**Work to complete**
Check each line of the records below and collect those holding "this".

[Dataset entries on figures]

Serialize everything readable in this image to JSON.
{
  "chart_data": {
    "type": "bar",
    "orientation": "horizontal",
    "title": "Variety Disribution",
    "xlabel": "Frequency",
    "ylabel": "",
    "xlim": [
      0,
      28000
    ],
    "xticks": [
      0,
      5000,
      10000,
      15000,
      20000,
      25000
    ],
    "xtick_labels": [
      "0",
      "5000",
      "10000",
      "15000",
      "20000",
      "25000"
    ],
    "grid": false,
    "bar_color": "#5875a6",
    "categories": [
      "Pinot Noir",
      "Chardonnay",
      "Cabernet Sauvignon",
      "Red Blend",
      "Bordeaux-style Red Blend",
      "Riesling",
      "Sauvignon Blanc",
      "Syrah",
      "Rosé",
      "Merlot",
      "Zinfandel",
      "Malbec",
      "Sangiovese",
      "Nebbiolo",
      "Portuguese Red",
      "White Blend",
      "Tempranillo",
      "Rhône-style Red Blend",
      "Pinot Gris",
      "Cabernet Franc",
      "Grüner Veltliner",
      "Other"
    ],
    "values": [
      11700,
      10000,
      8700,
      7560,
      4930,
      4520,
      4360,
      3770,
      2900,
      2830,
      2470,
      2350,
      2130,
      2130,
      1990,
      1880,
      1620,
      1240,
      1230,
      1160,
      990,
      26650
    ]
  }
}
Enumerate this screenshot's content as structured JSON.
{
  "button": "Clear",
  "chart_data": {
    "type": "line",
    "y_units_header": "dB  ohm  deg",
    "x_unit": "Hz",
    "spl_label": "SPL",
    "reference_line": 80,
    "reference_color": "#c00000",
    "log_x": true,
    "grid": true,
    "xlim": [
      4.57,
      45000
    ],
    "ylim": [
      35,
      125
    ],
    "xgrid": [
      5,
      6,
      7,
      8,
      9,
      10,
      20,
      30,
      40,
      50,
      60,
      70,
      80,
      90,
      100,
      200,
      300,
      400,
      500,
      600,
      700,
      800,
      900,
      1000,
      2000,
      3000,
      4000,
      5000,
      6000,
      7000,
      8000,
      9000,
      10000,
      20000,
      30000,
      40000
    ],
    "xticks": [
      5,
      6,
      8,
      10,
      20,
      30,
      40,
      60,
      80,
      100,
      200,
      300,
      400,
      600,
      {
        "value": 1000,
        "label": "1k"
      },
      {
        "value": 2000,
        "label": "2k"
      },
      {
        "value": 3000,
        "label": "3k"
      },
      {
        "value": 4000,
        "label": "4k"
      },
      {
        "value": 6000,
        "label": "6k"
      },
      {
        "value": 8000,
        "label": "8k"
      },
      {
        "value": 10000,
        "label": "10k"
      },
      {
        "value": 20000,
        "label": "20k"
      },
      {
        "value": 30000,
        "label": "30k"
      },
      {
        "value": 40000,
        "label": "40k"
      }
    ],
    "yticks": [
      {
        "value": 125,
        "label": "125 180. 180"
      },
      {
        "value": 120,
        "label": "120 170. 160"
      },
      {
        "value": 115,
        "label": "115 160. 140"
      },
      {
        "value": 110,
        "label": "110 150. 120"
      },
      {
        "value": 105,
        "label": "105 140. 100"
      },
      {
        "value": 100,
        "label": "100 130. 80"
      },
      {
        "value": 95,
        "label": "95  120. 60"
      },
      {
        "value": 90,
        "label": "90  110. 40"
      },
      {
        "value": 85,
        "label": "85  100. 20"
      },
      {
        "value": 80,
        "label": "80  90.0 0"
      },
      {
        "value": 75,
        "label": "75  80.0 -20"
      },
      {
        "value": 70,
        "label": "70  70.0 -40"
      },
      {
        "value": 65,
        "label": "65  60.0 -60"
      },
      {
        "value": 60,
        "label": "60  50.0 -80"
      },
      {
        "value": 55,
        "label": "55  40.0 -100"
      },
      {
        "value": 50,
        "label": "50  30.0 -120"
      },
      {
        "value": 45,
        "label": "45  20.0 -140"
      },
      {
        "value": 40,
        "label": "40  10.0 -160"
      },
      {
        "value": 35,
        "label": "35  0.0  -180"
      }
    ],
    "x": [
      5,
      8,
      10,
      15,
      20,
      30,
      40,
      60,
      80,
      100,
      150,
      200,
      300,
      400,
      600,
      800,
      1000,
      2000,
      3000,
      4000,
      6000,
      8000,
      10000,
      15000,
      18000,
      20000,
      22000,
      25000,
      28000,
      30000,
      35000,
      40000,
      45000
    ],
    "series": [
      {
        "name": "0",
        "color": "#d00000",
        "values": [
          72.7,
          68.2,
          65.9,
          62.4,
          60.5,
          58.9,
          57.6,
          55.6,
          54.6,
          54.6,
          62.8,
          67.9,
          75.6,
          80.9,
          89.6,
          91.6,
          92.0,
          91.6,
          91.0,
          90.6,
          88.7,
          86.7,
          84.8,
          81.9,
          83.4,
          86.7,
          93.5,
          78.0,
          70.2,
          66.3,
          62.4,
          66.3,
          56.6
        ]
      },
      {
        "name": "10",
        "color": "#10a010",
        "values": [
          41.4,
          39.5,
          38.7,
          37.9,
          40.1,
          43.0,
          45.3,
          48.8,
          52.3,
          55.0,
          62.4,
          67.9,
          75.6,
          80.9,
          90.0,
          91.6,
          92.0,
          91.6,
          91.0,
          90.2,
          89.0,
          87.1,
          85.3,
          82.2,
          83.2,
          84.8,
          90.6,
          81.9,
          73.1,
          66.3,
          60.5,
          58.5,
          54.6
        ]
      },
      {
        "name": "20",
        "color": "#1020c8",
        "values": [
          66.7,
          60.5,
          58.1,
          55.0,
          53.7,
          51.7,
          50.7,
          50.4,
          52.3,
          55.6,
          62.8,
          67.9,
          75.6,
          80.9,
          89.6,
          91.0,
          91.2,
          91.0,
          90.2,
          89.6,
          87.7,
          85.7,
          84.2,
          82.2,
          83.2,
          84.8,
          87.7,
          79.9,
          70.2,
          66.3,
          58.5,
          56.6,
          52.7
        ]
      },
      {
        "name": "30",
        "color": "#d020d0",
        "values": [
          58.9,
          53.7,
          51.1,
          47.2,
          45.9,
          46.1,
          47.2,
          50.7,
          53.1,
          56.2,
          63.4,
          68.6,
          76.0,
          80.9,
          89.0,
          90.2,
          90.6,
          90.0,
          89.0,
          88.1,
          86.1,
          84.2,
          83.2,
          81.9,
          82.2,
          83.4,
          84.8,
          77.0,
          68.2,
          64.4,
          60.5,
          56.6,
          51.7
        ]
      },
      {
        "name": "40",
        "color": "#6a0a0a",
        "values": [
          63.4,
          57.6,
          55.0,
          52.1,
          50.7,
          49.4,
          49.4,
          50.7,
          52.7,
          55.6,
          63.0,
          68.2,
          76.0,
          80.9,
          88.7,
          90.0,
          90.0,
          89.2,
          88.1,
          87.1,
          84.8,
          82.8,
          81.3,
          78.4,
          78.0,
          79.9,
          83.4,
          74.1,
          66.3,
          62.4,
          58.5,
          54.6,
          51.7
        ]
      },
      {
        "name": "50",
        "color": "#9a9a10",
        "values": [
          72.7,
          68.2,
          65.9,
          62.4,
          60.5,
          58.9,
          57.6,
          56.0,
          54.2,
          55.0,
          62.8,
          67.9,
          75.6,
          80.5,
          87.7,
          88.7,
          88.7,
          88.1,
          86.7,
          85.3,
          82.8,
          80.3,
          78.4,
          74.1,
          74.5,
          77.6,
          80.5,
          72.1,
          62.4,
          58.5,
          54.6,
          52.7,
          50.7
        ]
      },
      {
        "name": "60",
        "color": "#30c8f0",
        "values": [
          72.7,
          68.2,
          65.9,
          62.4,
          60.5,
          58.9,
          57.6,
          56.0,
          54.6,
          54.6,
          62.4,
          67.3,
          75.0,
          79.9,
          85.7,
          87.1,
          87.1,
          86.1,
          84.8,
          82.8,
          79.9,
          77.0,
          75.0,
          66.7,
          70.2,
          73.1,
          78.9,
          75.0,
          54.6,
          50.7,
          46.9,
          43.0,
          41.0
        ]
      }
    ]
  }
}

**Exercise solution**
Serialize everything readable in this image to JSON.
Enumerate this screenshot's content as structured JSON.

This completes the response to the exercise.